=== ROWS ===

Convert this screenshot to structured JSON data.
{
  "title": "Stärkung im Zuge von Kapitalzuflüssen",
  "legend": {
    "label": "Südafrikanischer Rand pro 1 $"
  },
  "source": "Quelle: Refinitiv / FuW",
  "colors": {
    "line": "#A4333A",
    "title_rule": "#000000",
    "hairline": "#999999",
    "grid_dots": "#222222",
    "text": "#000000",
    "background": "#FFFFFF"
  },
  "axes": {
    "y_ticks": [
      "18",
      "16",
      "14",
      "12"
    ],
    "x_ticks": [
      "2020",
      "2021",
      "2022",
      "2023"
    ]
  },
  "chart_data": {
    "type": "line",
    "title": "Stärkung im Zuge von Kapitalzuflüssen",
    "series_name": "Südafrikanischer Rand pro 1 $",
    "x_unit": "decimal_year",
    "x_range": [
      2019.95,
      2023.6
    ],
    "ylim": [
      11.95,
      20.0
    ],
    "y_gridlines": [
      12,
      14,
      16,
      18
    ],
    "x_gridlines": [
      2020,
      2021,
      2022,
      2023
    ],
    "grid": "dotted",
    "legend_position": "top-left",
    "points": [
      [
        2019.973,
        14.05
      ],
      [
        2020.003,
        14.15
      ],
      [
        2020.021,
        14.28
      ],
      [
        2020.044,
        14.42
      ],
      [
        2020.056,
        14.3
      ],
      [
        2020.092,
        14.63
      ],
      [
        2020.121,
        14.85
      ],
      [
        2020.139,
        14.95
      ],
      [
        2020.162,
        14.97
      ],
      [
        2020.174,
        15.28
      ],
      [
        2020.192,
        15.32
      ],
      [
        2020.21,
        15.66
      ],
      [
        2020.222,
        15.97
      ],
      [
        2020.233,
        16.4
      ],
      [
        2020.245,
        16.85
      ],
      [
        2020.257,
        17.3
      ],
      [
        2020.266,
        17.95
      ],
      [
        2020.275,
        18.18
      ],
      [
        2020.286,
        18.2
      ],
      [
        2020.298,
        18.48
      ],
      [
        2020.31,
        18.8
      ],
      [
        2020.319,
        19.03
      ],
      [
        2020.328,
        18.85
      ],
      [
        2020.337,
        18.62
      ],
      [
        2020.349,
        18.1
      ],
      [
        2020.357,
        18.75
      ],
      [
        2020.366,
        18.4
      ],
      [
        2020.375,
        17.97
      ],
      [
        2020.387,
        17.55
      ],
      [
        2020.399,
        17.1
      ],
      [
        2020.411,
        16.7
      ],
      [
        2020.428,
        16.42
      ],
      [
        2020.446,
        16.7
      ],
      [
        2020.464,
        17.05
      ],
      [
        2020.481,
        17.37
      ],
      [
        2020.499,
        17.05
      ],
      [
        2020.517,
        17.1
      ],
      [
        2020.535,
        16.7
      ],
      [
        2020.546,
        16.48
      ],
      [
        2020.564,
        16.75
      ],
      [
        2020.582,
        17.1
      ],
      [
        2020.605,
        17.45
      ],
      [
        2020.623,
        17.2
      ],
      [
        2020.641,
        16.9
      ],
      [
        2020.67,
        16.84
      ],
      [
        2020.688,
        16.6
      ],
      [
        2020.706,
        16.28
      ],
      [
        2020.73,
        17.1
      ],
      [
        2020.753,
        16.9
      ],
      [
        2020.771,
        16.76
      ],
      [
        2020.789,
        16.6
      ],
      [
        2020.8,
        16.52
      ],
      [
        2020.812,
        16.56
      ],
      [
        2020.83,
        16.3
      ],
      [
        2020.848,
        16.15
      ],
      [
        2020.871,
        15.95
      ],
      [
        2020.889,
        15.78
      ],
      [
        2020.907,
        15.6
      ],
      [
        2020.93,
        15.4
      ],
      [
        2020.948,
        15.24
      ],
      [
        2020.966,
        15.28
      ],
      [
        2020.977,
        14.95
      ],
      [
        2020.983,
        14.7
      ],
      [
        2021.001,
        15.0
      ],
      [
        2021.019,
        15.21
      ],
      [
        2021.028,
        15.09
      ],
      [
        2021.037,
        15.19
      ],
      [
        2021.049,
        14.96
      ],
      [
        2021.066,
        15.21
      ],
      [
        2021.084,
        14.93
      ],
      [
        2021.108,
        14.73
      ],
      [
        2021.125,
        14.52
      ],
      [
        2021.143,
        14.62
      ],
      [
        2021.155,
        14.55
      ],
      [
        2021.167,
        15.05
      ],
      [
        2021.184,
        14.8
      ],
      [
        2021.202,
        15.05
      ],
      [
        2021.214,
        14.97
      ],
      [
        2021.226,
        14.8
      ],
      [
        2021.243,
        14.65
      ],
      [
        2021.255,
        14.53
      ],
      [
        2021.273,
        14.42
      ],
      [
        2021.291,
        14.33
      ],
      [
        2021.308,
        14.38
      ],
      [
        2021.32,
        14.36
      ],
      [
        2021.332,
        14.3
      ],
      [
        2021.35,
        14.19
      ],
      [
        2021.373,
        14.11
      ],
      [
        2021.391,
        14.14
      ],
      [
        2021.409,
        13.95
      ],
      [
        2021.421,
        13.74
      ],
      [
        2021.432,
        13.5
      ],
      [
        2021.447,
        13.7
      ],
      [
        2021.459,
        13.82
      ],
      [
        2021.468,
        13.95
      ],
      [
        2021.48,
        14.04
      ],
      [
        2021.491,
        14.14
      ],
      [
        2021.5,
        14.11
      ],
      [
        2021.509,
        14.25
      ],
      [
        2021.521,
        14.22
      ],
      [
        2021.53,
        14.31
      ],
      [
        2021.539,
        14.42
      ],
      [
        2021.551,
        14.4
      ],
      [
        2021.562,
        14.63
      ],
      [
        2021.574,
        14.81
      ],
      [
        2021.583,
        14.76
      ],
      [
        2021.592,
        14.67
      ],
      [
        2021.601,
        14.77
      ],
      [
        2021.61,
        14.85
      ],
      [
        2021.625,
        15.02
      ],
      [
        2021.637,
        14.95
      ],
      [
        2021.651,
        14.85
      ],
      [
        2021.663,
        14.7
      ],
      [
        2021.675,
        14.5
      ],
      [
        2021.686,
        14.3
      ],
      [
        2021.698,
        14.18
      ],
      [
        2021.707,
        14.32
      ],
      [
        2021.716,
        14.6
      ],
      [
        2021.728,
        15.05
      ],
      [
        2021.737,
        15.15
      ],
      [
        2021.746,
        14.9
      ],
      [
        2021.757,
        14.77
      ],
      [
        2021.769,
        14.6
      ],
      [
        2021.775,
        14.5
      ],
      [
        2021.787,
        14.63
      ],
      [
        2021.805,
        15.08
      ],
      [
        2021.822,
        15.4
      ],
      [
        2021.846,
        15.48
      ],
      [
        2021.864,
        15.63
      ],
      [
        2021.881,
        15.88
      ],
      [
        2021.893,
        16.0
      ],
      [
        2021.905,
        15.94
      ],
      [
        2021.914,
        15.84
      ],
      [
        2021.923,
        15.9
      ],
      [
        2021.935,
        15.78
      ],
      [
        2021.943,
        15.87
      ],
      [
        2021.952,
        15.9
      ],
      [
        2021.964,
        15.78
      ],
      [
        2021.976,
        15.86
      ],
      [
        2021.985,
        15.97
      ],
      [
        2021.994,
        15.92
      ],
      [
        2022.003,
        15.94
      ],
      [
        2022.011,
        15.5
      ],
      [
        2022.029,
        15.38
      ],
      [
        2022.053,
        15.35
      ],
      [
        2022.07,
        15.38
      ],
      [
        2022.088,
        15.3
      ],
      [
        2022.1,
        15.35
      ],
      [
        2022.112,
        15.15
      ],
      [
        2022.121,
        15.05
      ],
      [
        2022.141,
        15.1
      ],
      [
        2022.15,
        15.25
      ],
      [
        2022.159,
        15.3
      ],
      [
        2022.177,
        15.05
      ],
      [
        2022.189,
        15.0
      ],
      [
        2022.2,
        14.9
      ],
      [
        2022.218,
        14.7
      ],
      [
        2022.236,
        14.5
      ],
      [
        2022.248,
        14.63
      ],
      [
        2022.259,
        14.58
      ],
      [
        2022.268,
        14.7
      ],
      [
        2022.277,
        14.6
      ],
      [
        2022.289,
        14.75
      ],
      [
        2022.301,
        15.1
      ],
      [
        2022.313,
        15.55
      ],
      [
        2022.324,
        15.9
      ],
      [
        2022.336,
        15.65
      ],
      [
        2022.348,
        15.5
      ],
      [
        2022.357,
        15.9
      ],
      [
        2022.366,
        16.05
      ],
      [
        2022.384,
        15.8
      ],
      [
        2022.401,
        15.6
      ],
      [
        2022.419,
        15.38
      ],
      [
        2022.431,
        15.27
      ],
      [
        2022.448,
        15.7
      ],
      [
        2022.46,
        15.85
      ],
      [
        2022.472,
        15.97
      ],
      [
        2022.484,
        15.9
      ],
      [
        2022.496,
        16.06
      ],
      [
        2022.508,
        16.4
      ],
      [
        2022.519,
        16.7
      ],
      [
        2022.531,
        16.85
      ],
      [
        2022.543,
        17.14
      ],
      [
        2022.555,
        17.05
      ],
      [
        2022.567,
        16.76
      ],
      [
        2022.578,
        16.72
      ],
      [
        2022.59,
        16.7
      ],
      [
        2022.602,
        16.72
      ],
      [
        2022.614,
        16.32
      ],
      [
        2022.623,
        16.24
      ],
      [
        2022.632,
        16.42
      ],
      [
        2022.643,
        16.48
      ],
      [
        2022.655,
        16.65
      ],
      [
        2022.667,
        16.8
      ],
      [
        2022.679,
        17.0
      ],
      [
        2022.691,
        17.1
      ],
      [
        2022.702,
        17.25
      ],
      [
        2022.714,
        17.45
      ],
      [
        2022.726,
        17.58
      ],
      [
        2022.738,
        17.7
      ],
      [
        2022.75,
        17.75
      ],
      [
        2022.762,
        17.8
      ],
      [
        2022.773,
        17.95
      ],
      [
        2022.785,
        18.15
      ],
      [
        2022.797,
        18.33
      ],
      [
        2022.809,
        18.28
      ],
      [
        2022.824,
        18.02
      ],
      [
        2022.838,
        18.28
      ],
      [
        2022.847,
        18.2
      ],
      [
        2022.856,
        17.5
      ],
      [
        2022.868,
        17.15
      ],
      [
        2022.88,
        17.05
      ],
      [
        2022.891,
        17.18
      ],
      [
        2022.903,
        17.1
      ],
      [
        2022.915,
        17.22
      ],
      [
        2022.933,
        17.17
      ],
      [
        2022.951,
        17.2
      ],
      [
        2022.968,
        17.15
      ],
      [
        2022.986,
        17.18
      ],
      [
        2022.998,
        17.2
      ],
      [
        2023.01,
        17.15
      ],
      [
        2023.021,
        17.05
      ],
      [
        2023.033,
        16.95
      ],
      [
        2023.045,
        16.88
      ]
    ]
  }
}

===

AIM OF THE TASK: Find the lines that include the string "Zuge", then copy each of them.

SOLUTION FOR THIS EXERCISE:
  "title": "Stärkung im Zuge von Kapitalzuflüssen",
    "title": "Stärkung im Zuge von Kapitalzuflüssen",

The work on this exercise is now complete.